## SUPPLIED MATERIAL
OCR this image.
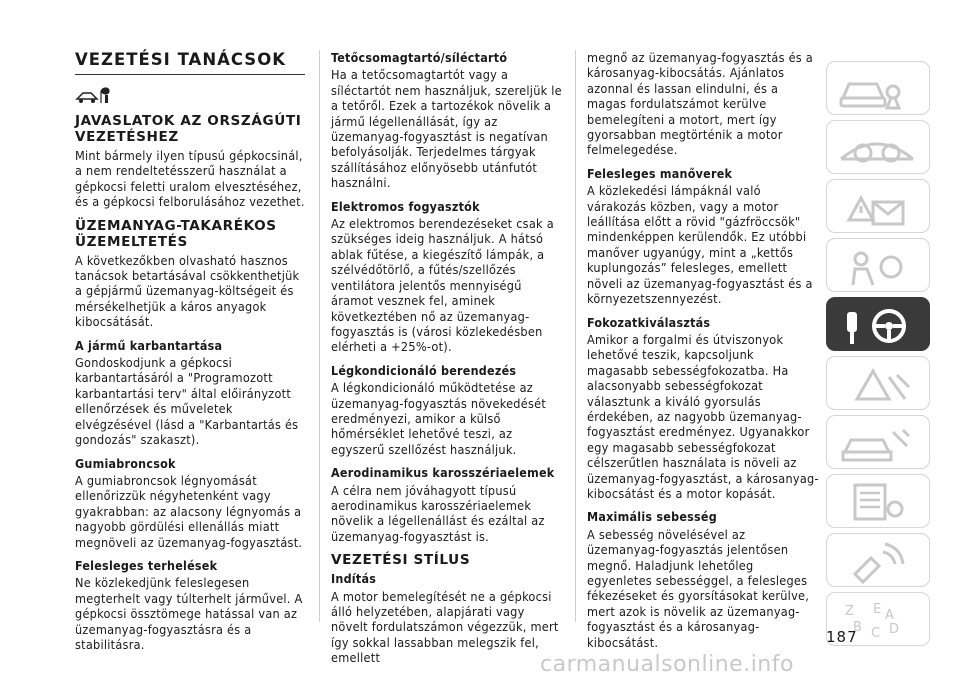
VEZETÉSI TANÁCSOK
JAVASLATOK AZ ORSZÁGÚTI VEZETÉSHEZ

Mint bármely ilyen típusú gépkocsinál, a nem rendeltetésszerű használat a gépkocsi feletti uralom elvesztéséhez, és a gépkocsi felborulásához vezethet.

ÜZEMANYAG-TAKARÉKOS ÜZEMELTETÉS

A következőkben olvasható hasznos tanácsok betartásával csökkenthetjük a gépjármű üzemanyag-költségeit és mérsékelhetjük a káros anyagok kibocsátását.

A jármű karbantartása

Gondoskodjunk a gépkocsi karbantartásáról a "Programozott karbantartási terv" által előirányzott ellenőrzések és műveletek elvégzésével (lásd a "Karbantartás és gondozás" szakaszt).

Gumiabroncsok

A gumiabroncsok légnyomását ellenőrizzük négyhetenként vagy gyakrabban: az alacsony légnyomás a nagyobb gördülési ellenállás miatt megnöveli az üzemanyag-fogyasztást.

Felesleges terhelések

Ne közlekedjünk feleslegesen megterhelt vagy túlterhelt járművel. A gépkocsi össztömege hatással van az üzemanyag-fogyasztásra és a stabilitásra.

Tetőcsomagtartó/síléctartó

Ha a tetőcsomagtartót vagy a síléctartót nem használjuk, szereljük le a tetőről. Ezek a tartozékok növelik a jármű légellenállását, így az üzemanyag-fogyasztást is negatívan befolyásolják. Terjedelmes tárgyak szállításához előnyösebb utánfutót használni.

Elektromos fogyasztók

Az elektromos berendezéseket csak a szükséges ideig használjuk. A hátsó ablak fűtése, a kiegészítő lámpák, a szélvédőtörlő, a fűtés/szellőzés ventilátora jelentős mennyiségű áramot vesznek fel, aminek következtében nő az üzemanyag-fogyasztás is (városi közlekedésben elérheti a +25%-ot).

Légkondicionáló berendezés

A légkondicionáló működtetése az üzemanyag-fogyasztás növekedését eredményezi, amikor a külső hőmérséklet lehetővé teszi, az egyszerű szellőzést használjuk.

Aerodinamikus karosszériaelemek

A célra nem jóváhagyott típusú aerodinamikus karosszériaelemek növelik a légellenállást és ezáltal az üzemanyag-fogyasztást is.

VEZETÉSI STÍLUS
Indítás

A motor bemelegítését ne a gépkocsi álló helyzetében, alapjárati vagy növelt fordulatszámon végezzük, mert így sokkal lassabban melegszik fel, emellett

megnő az üzemanyag-fogyasztás és a károsanyag-kibocsátás. Ajánlatos azonnal és lassan elindulni, és a magas fordulatszámot kerülve bemelegíteni a motort, mert így gyorsabban megtörténik a motor felmelegedése.

Felesleges manőverek

A közlekedési lámpáknál való várakozás közben, vagy a motor leállítása előtt a rövid "gázfröccsök" mindenképpen kerülendők. Ez utóbbi manőver ugyanúgy, mint a „kettős kuplungozás” felesleges, emellett növeli az üzemanyag-fogyasztást és a környezetszennyezést.

Fokozatkiválasztás

Amikor a forgalmi és útviszonyok lehetővé teszik, kapcsoljunk magasabb sebességfokozatba. Ha alacsonyabb sebességfokozat választunk a kiváló gyorsulás érdekében, az nagyobb üzemanyag-fogyasztást eredményez. Ugyanakkor egy magasabb sebességfokozat célszerűtlen használata is növeli az üzemanyag-fogyasztást, a károsanyag-kibocsátást és a motor kopását.

Maximális sebesség

A sebesség növelésével az üzemanyag-fogyasztás jelentősen megnő. Haladjunk lehetőleg egyenletes sebességgel, a felesleges fékezéseket és gyorsításokat kerülve, mert azok is növelik az üzemanyag-fogyasztást és a károsanyag-kibocsátást.

Z E
B C D
A
187
carmanualsonline.info
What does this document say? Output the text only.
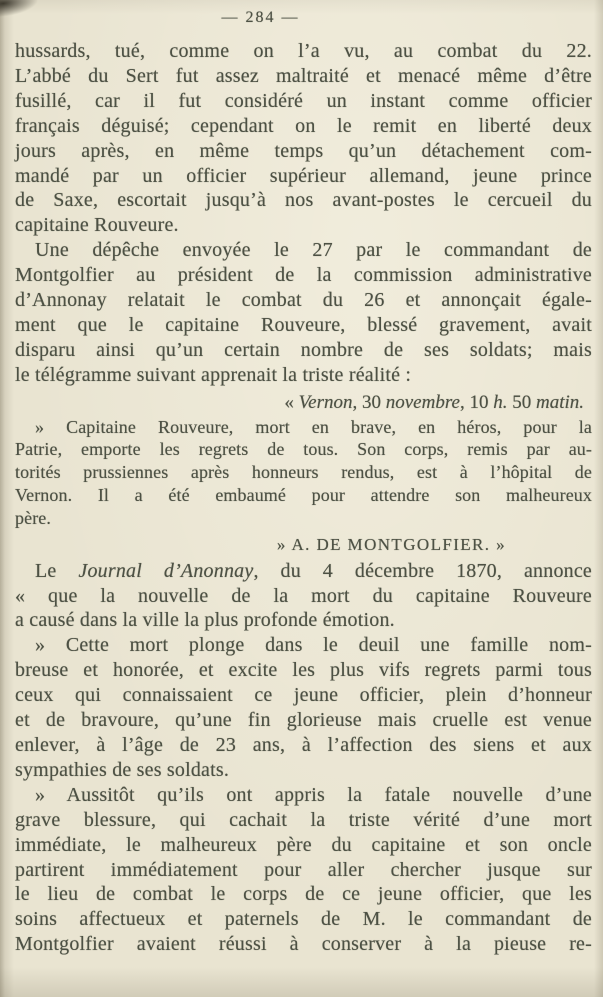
— 284 —
hussards, tué, comme on l’a vu, au combat du 22.
L’abbé du Sert fut assez maltraité et menacé même d’être
fusillé, car il fut considéré un instant comme officier
français déguisé; cependant on le remit en liberté deux
jours après, en même temps qu’un détachement com-
mandé par un officier supérieur allemand, jeune prince
de Saxe, escortait jusqu’à nos avant-postes le cercueil du
capitaine Rouveure.
Une dépêche envoyée le 27 par le commandant de
Montgolfier au président de la commission administrative
d’Annonay relatait le combat du 26 et annonçait égale-
ment que le capitaine Rouveure, blessé gravement, avait
disparu ainsi qu’un certain nombre de ses soldats; mais
le télégramme suivant apprenait la triste réalité :
« Vernon, 30 novembre, 10 h. 50 matin.
» Capitaine Rouveure, mort en brave, en héros, pour la
Patrie, emporte les regrets de tous. Son corps, remis par au-
torités prussiennes après honneurs rendus, est à l’hôpital de
Vernon. Il a été embaumé pour attendre son malheureux
père.
» A. DE MONTGOLFIER. »
Le Journal d’Anonnay, du 4 décembre 1870, annonce
« que la nouvelle de la mort du capitaine Rouveure
a causé dans la ville la plus profonde émotion.
» Cette mort plonge dans le deuil une famille nom-
breuse et honorée, et excite les plus vifs regrets parmi tous
ceux qui connaissaient ce jeune officier, plein d’honneur
et de bravoure, qu’une fin glorieuse mais cruelle est venue
enlever, à l’âge de 23 ans, à l’affection des siens et aux
sympathies de ses soldats.
» Aussitôt qu’ils ont appris la fatale nouvelle d’une
grave blessure, qui cachait la triste vérité d’une mort
immédiate, le malheureux père du capitaine et son oncle
partirent immédiatement pour aller chercher jusque sur
le lieu de combat le corps de ce jeune officier, que les
soins affectueux et paternels de M. le commandant de
Montgolfier avaient réussi à conserver à la pieuse re-
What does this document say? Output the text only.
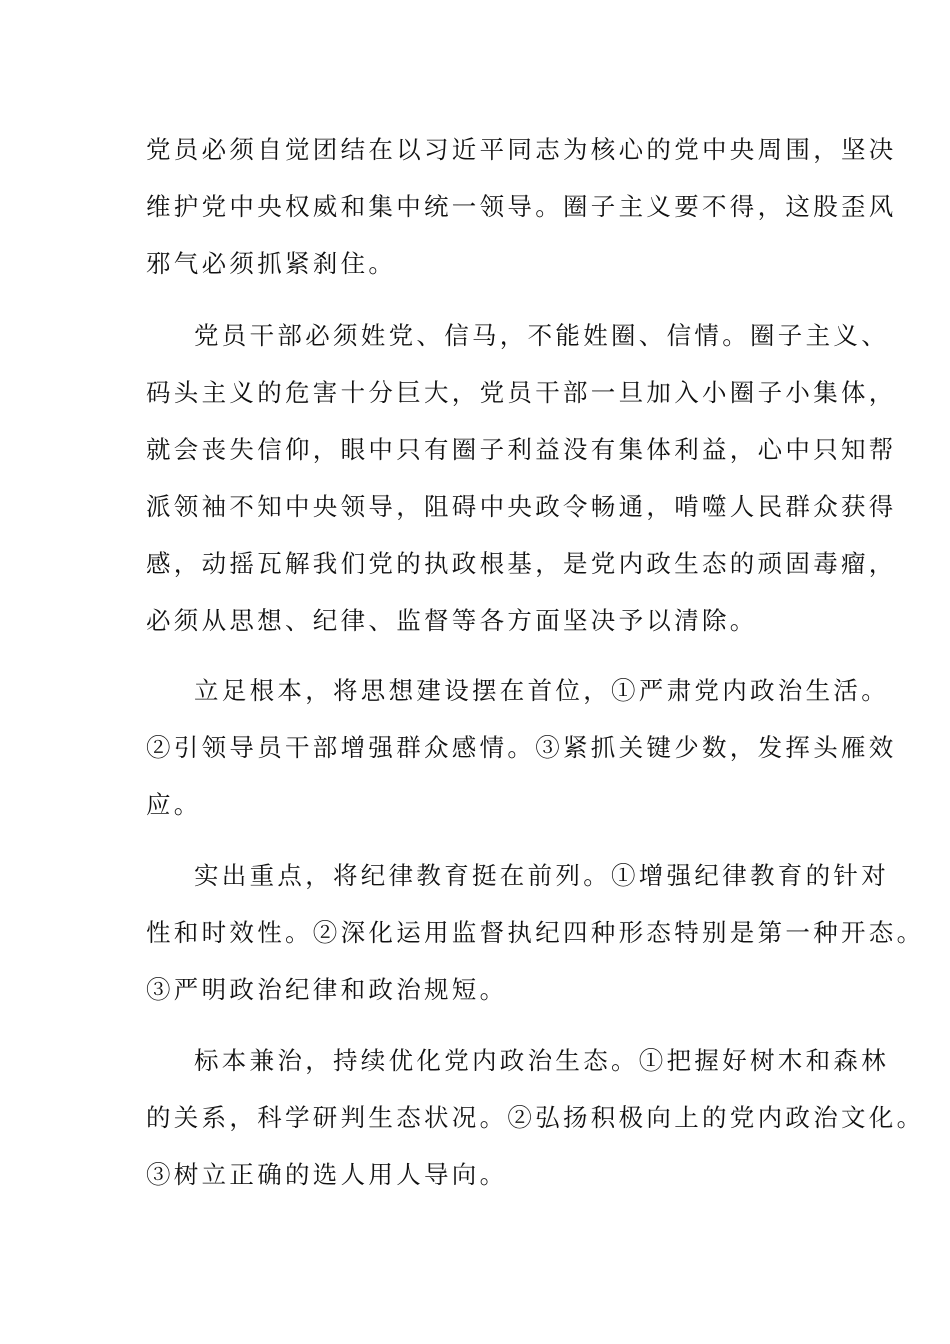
党员必须自觉团结在以习近平同志为核心的党中央周围，坚决
维护党中央权威和集中统一领导。圈子主义要不得，这股歪风
邪气必须抓紧刹住。
党员干部必须姓党、信马，不能姓圈、信情。圈子主义、
码头主义的危害十分巨大，党员干部一旦加入小圈子小集体，
就会丧失信仰，眼中只有圈子利益没有集体利益，心中只知帮
派领袖不知中央领导，阻碍中央政令畅通，啃噬人民群众获得
感，动摇瓦解我们党的执政根基，是党内政生态的顽固毒瘤，
必须从思想、纪律、监督等各方面坚决予以清除。
立足根本，将思想建设摆在首位，①严肃党内政治生活。
②引领导员干部增强群众感情。③紧抓关键少数，发挥头雁效
应。
实出重点，将纪律教育挺在前列。①增强纪律教育的针对
性和时效性。②深化运用监督执纪四种形态特别是第一种开态。
③严明政治纪律和政治规短。
标本兼治，持续优化党内政治生态。①把握好树木和森林
的关系，科学研判生态状况。②弘扬积极向上的党内政治文化。
③树立正确的选人用人导向。
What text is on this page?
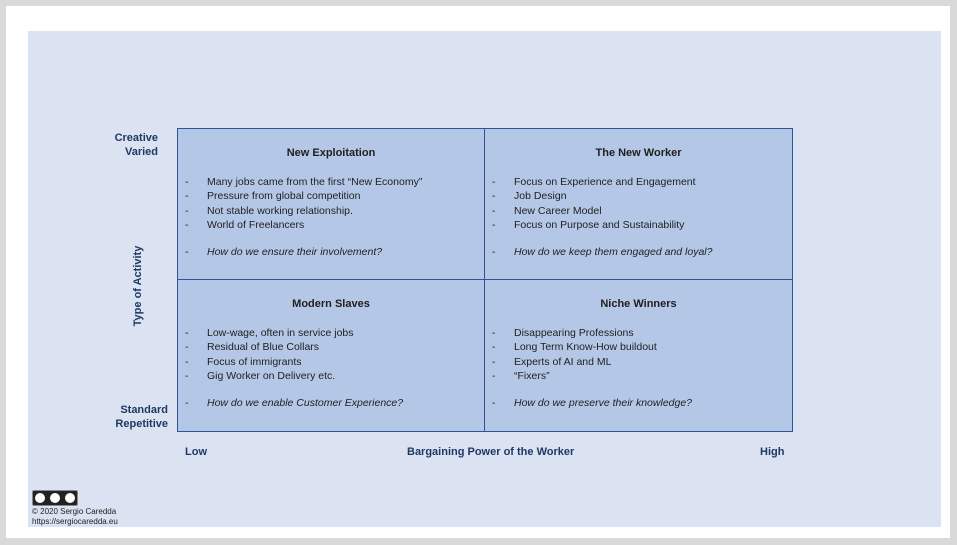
Creative
Varied
Type of Activity
Standard
Repetitive
New Exploitation
- Many jobs came from the first “New Economy”
- Pressure from global competition
- Not stable working relationship.
- World of Freelancers
- How do we ensure their involvement?
The New Worker
- Focus on Experience and Engagement
- Job Design
- New Career Model
- Focus on Purpose and Sustainability
- How do we keep them engaged and loyal?
Modern Slaves
- Low-wage, often in service jobs
- Residual of Blue Collars
- Focus of immigrants
- Gig Worker on Delivery etc.
- How do we enable Customer Experience?
Niche Winners
- Disappearing Professions
- Long Term Know-How buildout
- Experts of AI and ML
- “Fixers”
- How do we preserve their knowledge?
Low	Bargaining Power of the Worker	High
© 2020 Sergio Caredda
https://sergiocaredda.eu
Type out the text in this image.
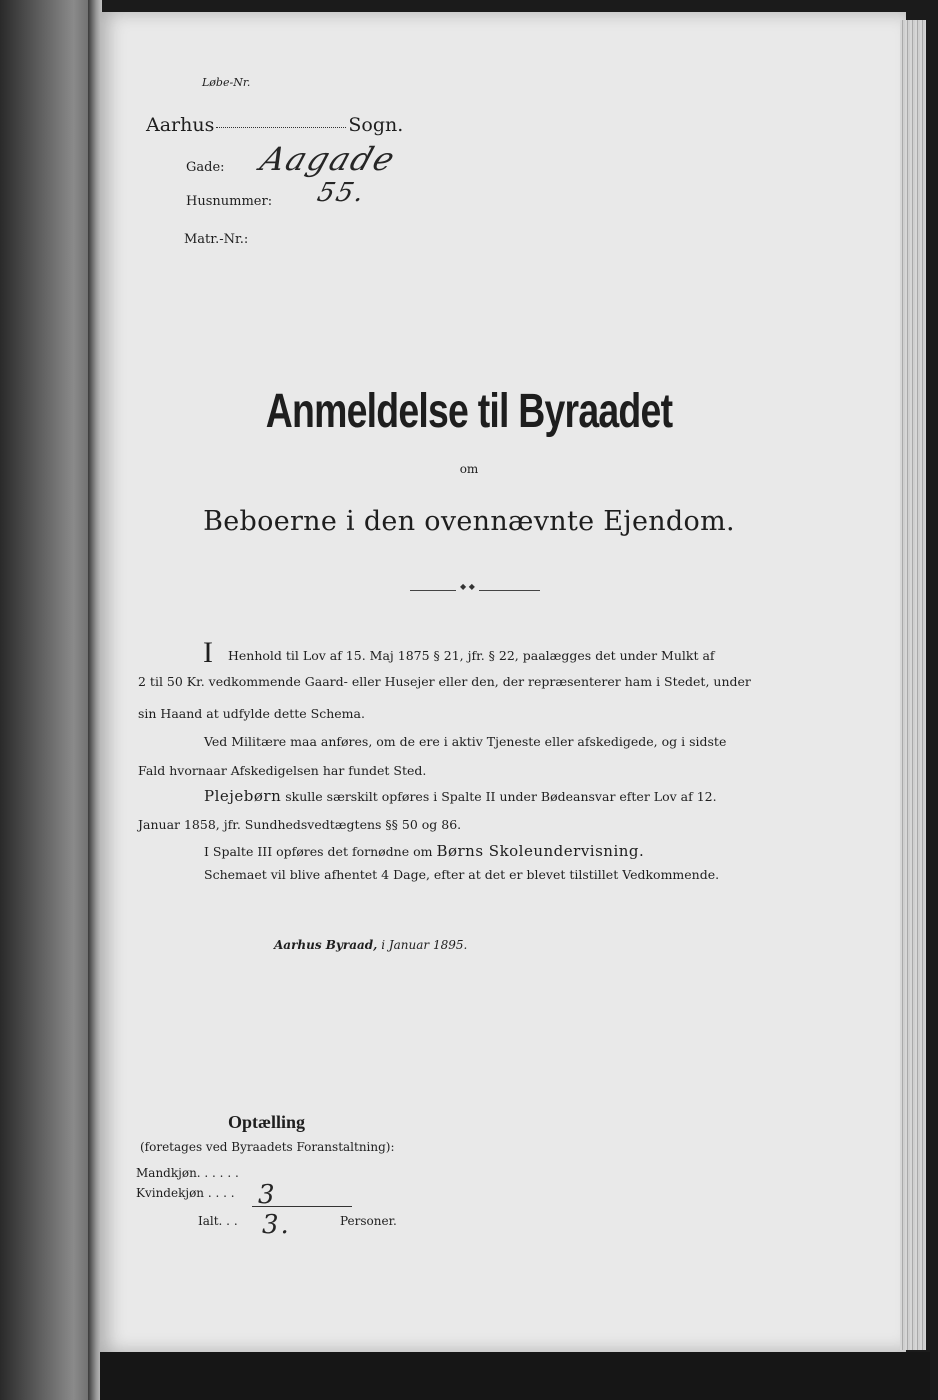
Løbe-Nr.
Aarhus	Sogn.
Gade: Aagade
Husnummer: 55.
Matr.-Nr.:
Anmeldelse til Byraadet
om
Beboerne i den ovennævnte Ejendom.
◆ ◆
I Henhold til Lov af 15. Maj 1875 § 21, jfr. § 22, paalægges det under Mulkt af
2 til 50 Kr. vedkommende Gaard- eller Husejer eller den, der repræsenterer ham i Stedet, under
sin Haand at udfylde dette Schema.
Ved Militære maa anføres, om de ere i aktiv Tjeneste eller afskedigede, og i sidste
Fald hvornaar Afskedigelsen har fundet Sted.
Plejebørn skulle særskilt opføres i Spalte II under Bødeansvar efter Lov af 12.
Januar 1858, jfr. Sundhedsvedtægtens §§ 50 og 86.
I Spalte III opføres det fornødne om Børns Skoleundervisning.
Schemaet vil blive afhentet 4 Dage, efter at det er blevet tilstillet Vedkommende.
Aarhus Byraad, i Januar 1895.
Optælling
(foretages ved Byraadets Foranstaltning):
Mandkjøn. . . . . .
Kvindekjøn . . . . 3
Ialt. . . 3.	Personer.
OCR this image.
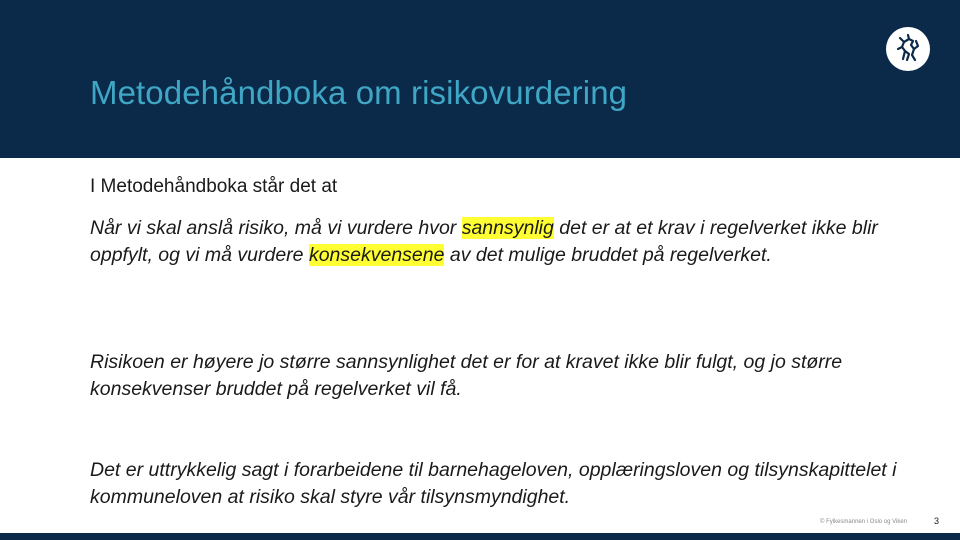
Metodehåndboka om risikovurdering
I Metodehåndboka står det at

Når vi skal anslå risiko, må vi vurdere hvor sannsynlig det er at et krav i regelverket ikke blir oppfylt, og vi må vurdere konsekvensene av det mulige bruddet på regelverket.

Risikoen er høyere jo større sannsynlighet det er for at kravet ikke blir fulgt, og jo større konsekvenser bruddet på regelverket vil få.

Det er uttrykkelig sagt i forarbeidene til barnehageloven, opplæringsloven og tilsynskapittelet i kommuneloven at risiko skal styre vår tilsynsmyndighet.

© Fylkesmannen i Oslo og Viken	3
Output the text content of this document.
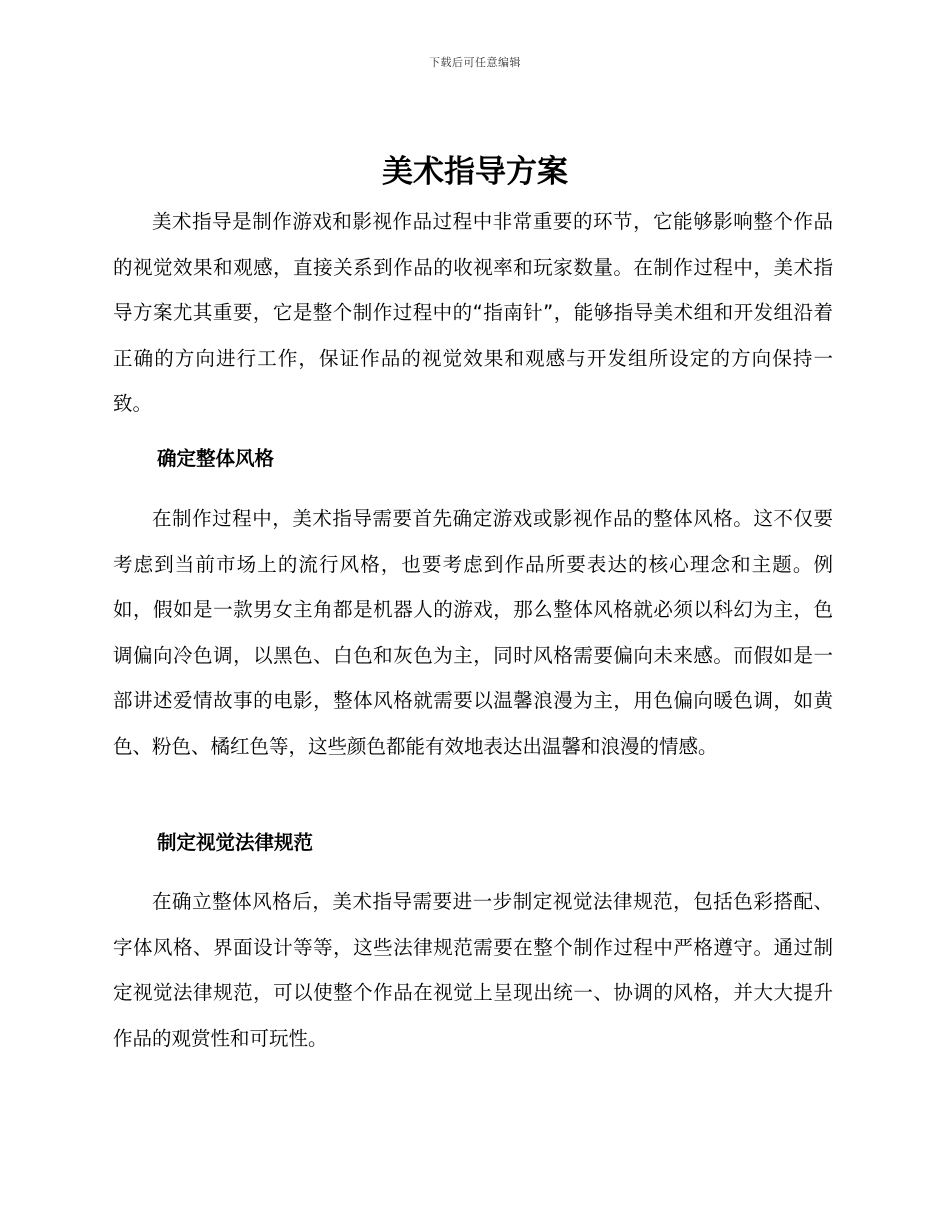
下载后可任意编辑
美术指导方案

美术指导是制作游戏和影视作品过程中非常重要的环节，它能够影响整个作品的视觉效果和观感，直接关系到作品的收视率和玩家数量。在制作过程中，美术指导方案尤其重要，它是整个制作过程中的“指南针”，能够指导美术组和开发组沿着正确的方向进行工作，保证作品的视觉效果和观感与开发组所设定的方向保持一致。

确定整体风格

在制作过程中，美术指导需要首先确定游戏或影视作品的整体风格。这不仅要考虑到当前市场上的流行风格，也要考虑到作品所要表达的核心理念和主题。例如，假如是一款男女主角都是机器人的游戏，那么整体风格就必须以科幻为主，色调偏向冷色调，以黑色、白色和灰色为主，同时风格需要偏向未来感。而假如是一部讲述爱情故事的电影，整体风格就需要以温馨浪漫为主，用色偏向暖色调，如黄色、粉色、橘红色等，这些颜色都能有效地表达出温馨和浪漫的情感。

制定视觉法律规范

在确立整体风格后，美术指导需要进一步制定视觉法律规范，包括色彩搭配、字体风格、界面设计等等，这些法律规范需要在整个制作过程中严格遵守。通过制定视觉法律规范，可以使整个作品在视觉上呈现出统一、协调的风格，并大大提升作品的观赏性和可玩性。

## PROBLEM STATEMENT
Pull out each line holding the string "blir".

## RESULT FOR THIS EXERCISE
Når vi skal anslå risiko, må vi vurdere hvor sannsynlig det er at et krav i regelverket ikke blir oppfylt, og vi må vurdere konsekvensene av det mulige bruddet på regelverket.
Risikoen er høyere jo større sannsynlighet det er for at kravet ikke blir fulgt, og jo større konsekvenser bruddet på regelverket vil få.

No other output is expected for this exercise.